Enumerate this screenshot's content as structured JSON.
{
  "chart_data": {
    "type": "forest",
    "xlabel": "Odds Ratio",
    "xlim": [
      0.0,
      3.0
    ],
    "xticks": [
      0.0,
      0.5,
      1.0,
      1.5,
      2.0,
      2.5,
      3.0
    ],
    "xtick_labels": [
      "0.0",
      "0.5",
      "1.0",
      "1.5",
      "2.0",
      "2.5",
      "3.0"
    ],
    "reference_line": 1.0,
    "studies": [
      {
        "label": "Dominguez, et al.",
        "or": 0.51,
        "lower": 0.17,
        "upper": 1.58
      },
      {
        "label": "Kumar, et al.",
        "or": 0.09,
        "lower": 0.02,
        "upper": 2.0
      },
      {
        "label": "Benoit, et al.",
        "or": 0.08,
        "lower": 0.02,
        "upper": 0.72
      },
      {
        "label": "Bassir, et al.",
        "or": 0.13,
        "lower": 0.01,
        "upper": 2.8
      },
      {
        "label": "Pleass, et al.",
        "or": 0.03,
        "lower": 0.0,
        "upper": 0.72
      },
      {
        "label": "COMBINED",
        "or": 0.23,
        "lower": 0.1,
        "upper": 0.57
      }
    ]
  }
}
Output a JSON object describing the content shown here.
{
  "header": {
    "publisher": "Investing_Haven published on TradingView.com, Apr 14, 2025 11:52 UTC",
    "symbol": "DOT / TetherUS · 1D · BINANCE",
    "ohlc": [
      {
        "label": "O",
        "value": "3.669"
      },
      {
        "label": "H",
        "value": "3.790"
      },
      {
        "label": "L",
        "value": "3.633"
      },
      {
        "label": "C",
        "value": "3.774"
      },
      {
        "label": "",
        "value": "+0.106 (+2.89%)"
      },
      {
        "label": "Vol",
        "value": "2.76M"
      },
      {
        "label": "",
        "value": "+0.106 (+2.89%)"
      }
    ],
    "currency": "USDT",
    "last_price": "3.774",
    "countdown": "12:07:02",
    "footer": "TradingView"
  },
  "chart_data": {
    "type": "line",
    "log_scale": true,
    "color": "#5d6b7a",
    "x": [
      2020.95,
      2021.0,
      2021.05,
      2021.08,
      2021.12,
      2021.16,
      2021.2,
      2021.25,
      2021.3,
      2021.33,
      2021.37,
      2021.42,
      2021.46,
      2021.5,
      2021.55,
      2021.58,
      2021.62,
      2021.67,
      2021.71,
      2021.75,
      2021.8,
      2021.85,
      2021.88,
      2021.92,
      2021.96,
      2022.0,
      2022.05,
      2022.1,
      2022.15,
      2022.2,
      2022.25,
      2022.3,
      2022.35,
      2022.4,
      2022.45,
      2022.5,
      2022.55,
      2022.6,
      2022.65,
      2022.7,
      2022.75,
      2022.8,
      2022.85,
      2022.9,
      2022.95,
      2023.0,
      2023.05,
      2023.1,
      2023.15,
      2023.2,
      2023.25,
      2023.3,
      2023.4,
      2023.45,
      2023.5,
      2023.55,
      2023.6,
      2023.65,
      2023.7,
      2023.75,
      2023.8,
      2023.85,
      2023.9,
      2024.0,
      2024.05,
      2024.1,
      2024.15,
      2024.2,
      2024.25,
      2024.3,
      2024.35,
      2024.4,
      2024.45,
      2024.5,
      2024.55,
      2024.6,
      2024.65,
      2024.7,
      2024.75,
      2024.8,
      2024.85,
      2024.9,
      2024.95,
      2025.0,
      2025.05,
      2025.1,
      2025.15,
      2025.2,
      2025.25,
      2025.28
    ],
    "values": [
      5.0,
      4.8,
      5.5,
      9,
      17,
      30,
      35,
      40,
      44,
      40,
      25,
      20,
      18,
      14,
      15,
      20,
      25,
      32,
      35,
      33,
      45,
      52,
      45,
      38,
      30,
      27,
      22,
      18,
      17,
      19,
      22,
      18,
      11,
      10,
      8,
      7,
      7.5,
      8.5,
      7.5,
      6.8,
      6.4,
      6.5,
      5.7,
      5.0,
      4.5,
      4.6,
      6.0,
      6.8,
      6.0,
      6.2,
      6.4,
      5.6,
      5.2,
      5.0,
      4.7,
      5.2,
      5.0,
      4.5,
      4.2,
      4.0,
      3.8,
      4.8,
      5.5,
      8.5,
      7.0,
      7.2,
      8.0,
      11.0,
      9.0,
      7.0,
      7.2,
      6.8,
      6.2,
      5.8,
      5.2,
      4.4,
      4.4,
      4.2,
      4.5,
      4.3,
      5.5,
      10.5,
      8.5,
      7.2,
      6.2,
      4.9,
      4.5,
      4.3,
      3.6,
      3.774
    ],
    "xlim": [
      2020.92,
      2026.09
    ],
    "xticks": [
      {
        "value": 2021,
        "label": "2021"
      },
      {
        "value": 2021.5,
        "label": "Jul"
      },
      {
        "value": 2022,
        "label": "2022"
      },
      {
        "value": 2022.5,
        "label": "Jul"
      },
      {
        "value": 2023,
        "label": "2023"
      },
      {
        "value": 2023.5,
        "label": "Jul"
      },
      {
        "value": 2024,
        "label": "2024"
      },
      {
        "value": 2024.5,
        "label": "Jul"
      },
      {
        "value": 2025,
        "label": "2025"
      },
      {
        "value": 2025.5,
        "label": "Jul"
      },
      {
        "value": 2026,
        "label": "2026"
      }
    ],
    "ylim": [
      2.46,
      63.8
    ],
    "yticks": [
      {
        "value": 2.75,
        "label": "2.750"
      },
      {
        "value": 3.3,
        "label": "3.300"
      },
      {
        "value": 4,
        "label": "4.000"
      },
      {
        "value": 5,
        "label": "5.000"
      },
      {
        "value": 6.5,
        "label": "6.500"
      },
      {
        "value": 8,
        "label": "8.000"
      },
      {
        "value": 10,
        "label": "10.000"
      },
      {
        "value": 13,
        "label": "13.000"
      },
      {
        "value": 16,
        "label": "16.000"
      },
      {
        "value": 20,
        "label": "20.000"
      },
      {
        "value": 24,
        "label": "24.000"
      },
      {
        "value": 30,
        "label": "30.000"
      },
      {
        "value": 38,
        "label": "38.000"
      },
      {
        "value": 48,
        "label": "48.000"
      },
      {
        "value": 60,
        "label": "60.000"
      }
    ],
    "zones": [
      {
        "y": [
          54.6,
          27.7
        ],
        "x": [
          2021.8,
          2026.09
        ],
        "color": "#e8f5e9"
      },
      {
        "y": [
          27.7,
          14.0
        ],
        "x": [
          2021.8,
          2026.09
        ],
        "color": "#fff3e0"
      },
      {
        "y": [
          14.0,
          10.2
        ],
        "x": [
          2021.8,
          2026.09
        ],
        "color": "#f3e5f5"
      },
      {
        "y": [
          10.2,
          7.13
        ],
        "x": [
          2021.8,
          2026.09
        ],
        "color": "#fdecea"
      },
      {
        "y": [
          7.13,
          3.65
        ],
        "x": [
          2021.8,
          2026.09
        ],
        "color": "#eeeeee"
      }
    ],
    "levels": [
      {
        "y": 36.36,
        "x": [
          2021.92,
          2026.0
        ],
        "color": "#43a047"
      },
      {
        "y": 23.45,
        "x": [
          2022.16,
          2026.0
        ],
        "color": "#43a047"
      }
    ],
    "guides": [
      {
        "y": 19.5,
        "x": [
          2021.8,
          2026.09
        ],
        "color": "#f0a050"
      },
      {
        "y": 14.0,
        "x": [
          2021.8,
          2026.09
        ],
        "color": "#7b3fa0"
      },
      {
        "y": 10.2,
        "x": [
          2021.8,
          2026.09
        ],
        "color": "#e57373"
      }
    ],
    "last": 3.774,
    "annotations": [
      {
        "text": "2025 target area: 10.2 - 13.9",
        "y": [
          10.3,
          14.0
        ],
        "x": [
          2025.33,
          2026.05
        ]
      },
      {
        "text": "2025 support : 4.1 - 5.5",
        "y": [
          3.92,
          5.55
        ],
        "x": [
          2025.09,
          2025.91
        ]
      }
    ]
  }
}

----------------

**WHAT IS EXPECTED**
Find the word "content" in the data and copy out each line where it turns up.

**COMPLETE RESPONSE**
Enumerate this screenshot's content as structured JSON.
Output a JSON object describing the content shown here.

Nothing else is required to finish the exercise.